* LISTING

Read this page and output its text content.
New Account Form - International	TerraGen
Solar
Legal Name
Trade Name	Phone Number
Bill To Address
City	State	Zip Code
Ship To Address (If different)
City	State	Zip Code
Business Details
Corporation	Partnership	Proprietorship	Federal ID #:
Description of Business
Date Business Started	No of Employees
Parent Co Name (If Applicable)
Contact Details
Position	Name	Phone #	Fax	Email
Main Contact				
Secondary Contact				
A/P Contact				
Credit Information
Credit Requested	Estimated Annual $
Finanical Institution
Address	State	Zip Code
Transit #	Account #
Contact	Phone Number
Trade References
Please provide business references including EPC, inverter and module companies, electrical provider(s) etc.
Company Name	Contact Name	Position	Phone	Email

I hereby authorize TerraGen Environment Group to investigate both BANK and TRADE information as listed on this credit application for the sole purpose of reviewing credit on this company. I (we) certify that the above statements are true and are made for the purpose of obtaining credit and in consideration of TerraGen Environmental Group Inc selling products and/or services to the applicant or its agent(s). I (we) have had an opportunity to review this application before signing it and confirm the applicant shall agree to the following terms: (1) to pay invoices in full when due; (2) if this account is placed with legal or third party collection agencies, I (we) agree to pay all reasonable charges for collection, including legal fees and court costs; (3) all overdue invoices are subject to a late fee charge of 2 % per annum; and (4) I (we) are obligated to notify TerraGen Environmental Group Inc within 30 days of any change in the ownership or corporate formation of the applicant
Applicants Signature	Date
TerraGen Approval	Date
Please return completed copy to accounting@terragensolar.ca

* TASK OBJECTIVE
Show the lines where the word "Email" appears in the entries.

* RESPONSE BELOW
Position	Name	Phone #	Fax	Email
Company Name	Contact Name	Position	Phone	Email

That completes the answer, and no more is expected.